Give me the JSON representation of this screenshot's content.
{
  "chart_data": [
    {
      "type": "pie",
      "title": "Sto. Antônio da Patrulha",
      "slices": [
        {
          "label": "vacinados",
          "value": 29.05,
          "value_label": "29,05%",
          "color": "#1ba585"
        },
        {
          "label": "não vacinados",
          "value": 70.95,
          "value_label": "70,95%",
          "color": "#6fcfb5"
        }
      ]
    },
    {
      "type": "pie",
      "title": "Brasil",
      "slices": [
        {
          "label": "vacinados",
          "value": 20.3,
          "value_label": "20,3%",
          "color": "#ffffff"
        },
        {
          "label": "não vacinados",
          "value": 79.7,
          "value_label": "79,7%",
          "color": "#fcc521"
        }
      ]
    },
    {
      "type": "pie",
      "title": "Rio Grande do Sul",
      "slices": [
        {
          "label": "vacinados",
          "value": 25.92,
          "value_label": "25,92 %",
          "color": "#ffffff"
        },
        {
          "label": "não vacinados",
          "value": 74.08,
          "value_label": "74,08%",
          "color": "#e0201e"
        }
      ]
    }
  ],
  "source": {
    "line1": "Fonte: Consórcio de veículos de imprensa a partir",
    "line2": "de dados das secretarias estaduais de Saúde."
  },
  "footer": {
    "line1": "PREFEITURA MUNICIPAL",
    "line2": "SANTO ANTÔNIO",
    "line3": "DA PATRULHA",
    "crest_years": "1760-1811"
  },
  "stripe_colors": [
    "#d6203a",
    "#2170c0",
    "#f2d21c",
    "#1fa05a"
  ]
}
◆ ◆ ◆
[Problem description] From the entries above, pull out each line that includes "title".

[Output for this task]
      "title": "Sto. Antônio da Patrulha",
      "title": "Brasil",
      "title": "Rio Grande do Sul",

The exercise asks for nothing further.